++++ Records for the exercise
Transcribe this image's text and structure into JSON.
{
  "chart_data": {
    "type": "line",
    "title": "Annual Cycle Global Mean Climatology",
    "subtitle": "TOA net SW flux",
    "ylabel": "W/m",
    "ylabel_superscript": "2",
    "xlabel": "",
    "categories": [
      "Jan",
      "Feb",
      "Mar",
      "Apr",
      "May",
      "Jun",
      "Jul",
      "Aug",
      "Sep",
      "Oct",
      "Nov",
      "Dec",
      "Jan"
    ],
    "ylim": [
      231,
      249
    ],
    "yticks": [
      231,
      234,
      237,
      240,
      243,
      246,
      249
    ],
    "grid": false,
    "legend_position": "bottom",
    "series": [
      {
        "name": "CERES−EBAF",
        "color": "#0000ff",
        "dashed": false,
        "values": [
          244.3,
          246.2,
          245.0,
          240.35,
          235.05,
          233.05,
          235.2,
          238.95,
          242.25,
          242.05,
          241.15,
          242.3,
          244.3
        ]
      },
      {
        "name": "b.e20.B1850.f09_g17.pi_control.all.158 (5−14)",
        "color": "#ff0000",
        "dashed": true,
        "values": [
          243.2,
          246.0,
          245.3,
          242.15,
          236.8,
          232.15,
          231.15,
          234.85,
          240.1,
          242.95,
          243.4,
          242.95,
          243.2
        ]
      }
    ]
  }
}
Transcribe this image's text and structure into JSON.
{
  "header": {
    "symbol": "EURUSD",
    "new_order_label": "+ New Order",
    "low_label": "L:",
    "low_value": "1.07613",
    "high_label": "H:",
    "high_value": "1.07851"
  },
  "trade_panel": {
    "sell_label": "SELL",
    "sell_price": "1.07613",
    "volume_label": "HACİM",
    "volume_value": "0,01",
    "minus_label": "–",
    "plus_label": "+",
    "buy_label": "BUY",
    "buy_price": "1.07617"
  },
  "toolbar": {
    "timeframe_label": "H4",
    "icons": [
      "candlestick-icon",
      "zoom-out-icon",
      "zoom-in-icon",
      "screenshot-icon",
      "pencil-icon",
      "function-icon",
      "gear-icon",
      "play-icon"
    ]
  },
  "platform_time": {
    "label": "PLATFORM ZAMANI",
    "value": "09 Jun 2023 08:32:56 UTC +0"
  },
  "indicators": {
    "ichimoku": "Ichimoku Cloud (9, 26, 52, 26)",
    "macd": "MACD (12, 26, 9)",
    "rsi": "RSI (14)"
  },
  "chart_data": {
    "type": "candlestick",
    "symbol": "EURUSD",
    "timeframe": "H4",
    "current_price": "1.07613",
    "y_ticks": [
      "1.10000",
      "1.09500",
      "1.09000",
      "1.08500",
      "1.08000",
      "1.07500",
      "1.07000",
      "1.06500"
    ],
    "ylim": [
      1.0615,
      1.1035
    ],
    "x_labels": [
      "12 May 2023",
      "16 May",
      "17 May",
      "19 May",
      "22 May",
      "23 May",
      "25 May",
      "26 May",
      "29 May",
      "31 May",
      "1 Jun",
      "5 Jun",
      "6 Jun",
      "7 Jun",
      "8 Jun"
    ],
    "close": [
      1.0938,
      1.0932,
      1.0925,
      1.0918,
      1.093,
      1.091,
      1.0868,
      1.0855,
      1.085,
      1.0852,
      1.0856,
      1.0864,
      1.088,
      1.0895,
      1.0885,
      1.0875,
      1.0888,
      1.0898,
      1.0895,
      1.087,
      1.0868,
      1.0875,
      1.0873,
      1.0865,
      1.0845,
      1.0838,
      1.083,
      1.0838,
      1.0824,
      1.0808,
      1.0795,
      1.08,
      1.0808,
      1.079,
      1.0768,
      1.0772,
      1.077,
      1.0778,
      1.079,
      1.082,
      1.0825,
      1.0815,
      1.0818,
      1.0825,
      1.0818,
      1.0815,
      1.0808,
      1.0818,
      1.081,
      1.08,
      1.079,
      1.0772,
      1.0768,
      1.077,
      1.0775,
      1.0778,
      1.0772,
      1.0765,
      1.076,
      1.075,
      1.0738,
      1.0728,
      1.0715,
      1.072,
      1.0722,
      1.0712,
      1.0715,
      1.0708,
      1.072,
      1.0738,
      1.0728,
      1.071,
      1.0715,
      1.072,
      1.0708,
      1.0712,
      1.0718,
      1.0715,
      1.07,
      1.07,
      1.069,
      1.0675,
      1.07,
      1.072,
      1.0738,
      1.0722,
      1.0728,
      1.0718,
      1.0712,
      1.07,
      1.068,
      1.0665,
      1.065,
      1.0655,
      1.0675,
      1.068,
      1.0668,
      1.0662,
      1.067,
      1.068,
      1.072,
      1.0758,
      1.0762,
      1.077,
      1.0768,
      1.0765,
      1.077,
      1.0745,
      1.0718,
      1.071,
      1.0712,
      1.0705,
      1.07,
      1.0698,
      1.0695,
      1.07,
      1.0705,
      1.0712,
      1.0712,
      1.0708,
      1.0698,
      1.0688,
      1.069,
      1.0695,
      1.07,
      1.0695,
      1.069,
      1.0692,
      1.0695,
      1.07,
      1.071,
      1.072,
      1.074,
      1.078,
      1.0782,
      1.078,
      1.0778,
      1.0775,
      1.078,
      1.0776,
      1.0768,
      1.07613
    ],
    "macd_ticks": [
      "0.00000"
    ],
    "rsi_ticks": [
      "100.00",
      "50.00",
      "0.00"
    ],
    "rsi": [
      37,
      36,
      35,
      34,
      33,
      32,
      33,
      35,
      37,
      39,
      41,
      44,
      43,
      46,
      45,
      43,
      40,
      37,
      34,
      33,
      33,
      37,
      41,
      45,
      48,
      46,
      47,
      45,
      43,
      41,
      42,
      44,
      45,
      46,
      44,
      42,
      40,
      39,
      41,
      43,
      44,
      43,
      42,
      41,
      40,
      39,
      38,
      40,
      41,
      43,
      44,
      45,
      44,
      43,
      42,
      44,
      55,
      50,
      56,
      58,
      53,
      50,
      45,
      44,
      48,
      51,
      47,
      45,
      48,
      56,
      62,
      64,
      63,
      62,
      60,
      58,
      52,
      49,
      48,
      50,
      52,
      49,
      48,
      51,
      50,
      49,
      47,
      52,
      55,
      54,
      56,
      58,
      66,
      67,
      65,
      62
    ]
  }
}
++++++++
» Written task: Retype the records that precede this task, keeping them exactly the same.

» Complete response:
Transcribe this image's text and structure into JSON.
{
  "chart_data": {
    "type": "line",
    "title": "Annual Cycle Global Mean Climatology",
    "subtitle": "TOA net SW flux",
    "ylabel": "W/m",
    "ylabel_superscript": "2",
    "xlabel": "",
    "categories": [
      "Jan",
      "Feb",
      "Mar",
      "Apr",
      "May",
      "Jun",
      "Jul",
      "Aug",
      "Sep",
      "Oct",
      "Nov",
      "Dec",
      "Jan"
    ],
    "ylim": [
      231,
      249
    ],
    "yticks": [
      231,
      234,
      237,
      240,
      243,
      246,
      249
    ],
    "grid": false,
    "legend_position": "bottom",
    "series": [
      {
        "name": "CERES−EBAF",
        "color": "#0000ff",
        "dashed": false,
        "values": [
          244.3,
          246.2,
          245.0,
          240.35,
          235.05,
          233.05,
          235.2,
          238.95,
          242.25,
          242.05,
          241.15,
          242.3,
          244.3
        ]
      },
      {
        "name": "b.e20.B1850.f09_g17.pi_control.all.158 (5−14)",
        "color": "#ff0000",
        "dashed": true,
        "values": [
          243.2,
          246.0,
          245.3,
          242.15,
          236.8,
          232.15,
          231.15,
          234.85,
          240.1,
          242.95,
          243.4,
          242.95,
          243.2
        ]
      }
    ]
  }
}
Transcribe this image's text and structure into JSON.
{
  "header": {
    "symbol": "EURUSD",
    "new_order_label": "+ New Order",
    "low_label": "L:",
    "low_value": "1.07613",
    "high_label": "H:",
    "high_value": "1.07851"
  },
  "trade_panel": {
    "sell_label": "SELL",
    "sell_price": "1.07613",
    "volume_label": "HACİM",
    "volume_value": "0,01",
    "minus_label": "–",
    "plus_label": "+",
    "buy_label": "BUY",
    "buy_price": "1.07617"
  },
  "toolbar": {
    "timeframe_label": "H4",
    "icons": [
      "candlestick-icon",
      "zoom-out-icon",
      "zoom-in-icon",
      "screenshot-icon",
      "pencil-icon",
      "function-icon",
      "gear-icon",
      "play-icon"
    ]
  },
  "platform_time": {
    "label": "PLATFORM ZAMANI",
    "value": "09 Jun 2023 08:32:56 UTC +0"
  },
  "indicators": {
    "ichimoku": "Ichimoku Cloud (9, 26, 52, 26)",
    "macd": "MACD (12, 26, 9)",
    "rsi": "RSI (14)"
  },
  "chart_data": {
    "type": "candlestick",
    "symbol": "EURUSD",
    "timeframe": "H4",
    "current_price": "1.07613",
    "y_ticks": [
      "1.10000",
      "1.09500",
      "1.09000",
      "1.08500",
      "1.08000",
      "1.07500",
      "1.07000",
      "1.06500"
    ],
    "ylim": [
      1.0615,
      1.1035
    ],
    "x_labels": [
      "12 May 2023",
      "16 May",
      "17 May",
      "19 May",
      "22 May",
      "23 May",
      "25 May",
      "26 May",
      "29 May",
      "31 May",
      "1 Jun",
      "5 Jun",
      "6 Jun",
      "7 Jun",
      "8 Jun"
    ],
    "close": [
      1.0938,
      1.0932,
      1.0925,
      1.0918,
      1.093,
      1.091,
      1.0868,
      1.0855,
      1.085,
      1.0852,
      1.0856,
      1.0864,
      1.088,
      1.0895,
      1.0885,
      1.0875,
      1.0888,
      1.0898,
      1.0895,
      1.087,
      1.0868,
      1.0875,
      1.0873,
      1.0865,
      1.0845,
      1.0838,
      1.083,
      1.0838,
      1.0824,
      1.0808,
      1.0795,
      1.08,
      1.0808,
      1.079,
      1.0768,
      1.0772,
      1.077,
      1.0778,
      1.079,
      1.082,
      1.0825,
      1.0815,
      1.0818,
      1.0825,
      1.0818,
      1.0815,
      1.0808,
      1.0818,
      1.081,
      1.08,
      1.079,
      1.0772,
      1.0768,
      1.077,
      1.0775,
      1.0778,
      1.0772,
      1.0765,
      1.076,
      1.075,
      1.0738,
      1.0728,
      1.0715,
      1.072,
      1.0722,
      1.0712,
      1.0715,
      1.0708,
      1.072,
      1.0738,
      1.0728,
      1.071,
      1.0715,
      1.072,
      1.0708,
      1.0712,
      1.0718,
      1.0715,
      1.07,
      1.07,
      1.069,
      1.0675,
      1.07,
      1.072,
      1.0738,
      1.0722,
      1.0728,
      1.0718,
      1.0712,
      1.07,
      1.068,
      1.0665,
      1.065,
      1.0655,
      1.0675,
      1.068,
      1.0668,
      1.0662,
      1.067,
      1.068,
      1.072,
      1.0758,
      1.0762,
      1.077,
      1.0768,
      1.0765,
      1.077,
      1.0745,
      1.0718,
      1.071,
      1.0712,
      1.0705,
      1.07,
      1.0698,
      1.0695,
      1.07,
      1.0705,
      1.0712,
      1.0712,
      1.0708,
      1.0698,
      1.0688,
      1.069,
      1.0695,
      1.07,
      1.0695,
      1.069,
      1.0692,
      1.0695,
      1.07,
      1.071,
      1.072,
      1.074,
      1.078,
      1.0782,
      1.078,
      1.0778,
      1.0775,
      1.078,
      1.0776,
      1.0768,
      1.07613
    ],
    "macd_ticks": [
      "0.00000"
    ],
    "rsi_ticks": [
      "100.00",
      "50.00",
      "0.00"
    ],
    "rsi": [
      37,
      36,
      35,
      34,
      33,
      32,
      33,
      35,
      37,
      39,
      41,
      44,
      43,
      46,
      45,
      43,
      40,
      37,
      34,
      33,
      33,
      37,
      41,
      45,
      48,
      46,
      47,
      45,
      43,
      41,
      42,
      44,
      45,
      46,
      44,
      42,
      40,
      39,
      41,
      43,
      44,
      43,
      42,
      41,
      40,
      39,
      38,
      40,
      41,
      43,
      44,
      45,
      44,
      43,
      42,
      44,
      55,
      50,
      56,
      58,
      53,
      50,
      45,
      44,
      48,
      51,
      47,
      45,
      48,
      56,
      62,
      64,
      63,
      62,
      60,
      58,
      52,
      49,
      48,
      50,
      52,
      49,
      48,
      51,
      50,
      49,
      47,
      52,
      55,
      54,
      56,
      58,
      66,
      67,
      65,
      62
    ]
  }
}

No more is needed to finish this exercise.